Aim: Output the full listing below exactly as it reads, and skip anything that is a picture.

___ Record excerpts

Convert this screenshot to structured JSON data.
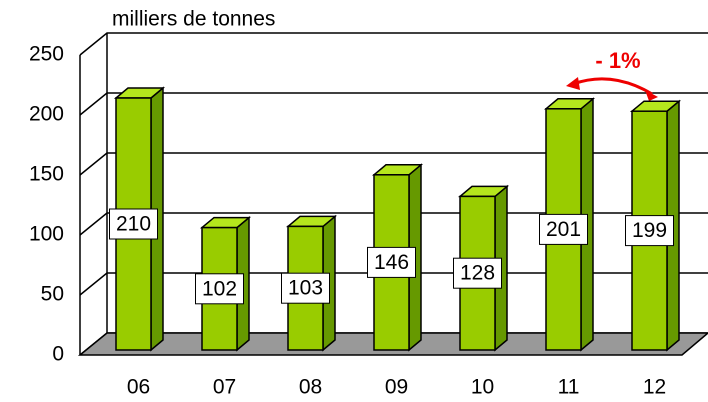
{
  "chart_data": {
    "type": "bar",
    "y_label": "milliers de tonnes",
    "categories": [
      "06",
      "07",
      "08",
      "09",
      "10",
      "11",
      "12"
    ],
    "values": [
      210,
      102,
      103,
      146,
      128,
      201,
      199
    ],
    "color": "#99cc00",
    "ylim": [
      0,
      250
    ],
    "yticks": [
      0,
      50,
      100,
      150,
      200,
      250
    ],
    "grid": true,
    "annotation": "- 1%"
  }
}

______

Solution for this task:
Convert this screenshot to structured JSON data.
{
  "chart_data": {
    "type": "bar",
    "y_label": "milliers de tonnes",
    "categories": [
      "06",
      "07",
      "08",
      "09",
      "10",
      "11",
      "12"
    ],
    "values": [
      210,
      102,
      103,
      146,
      128,
      201,
      199
    ],
    "color": "#99cc00",
    "ylim": [
      0,
      250
    ],
    "yticks": [
      0,
      50,
      100,
      150,
      200,
      250
    ],
    "grid": true,
    "annotation": "- 1%"
  }
}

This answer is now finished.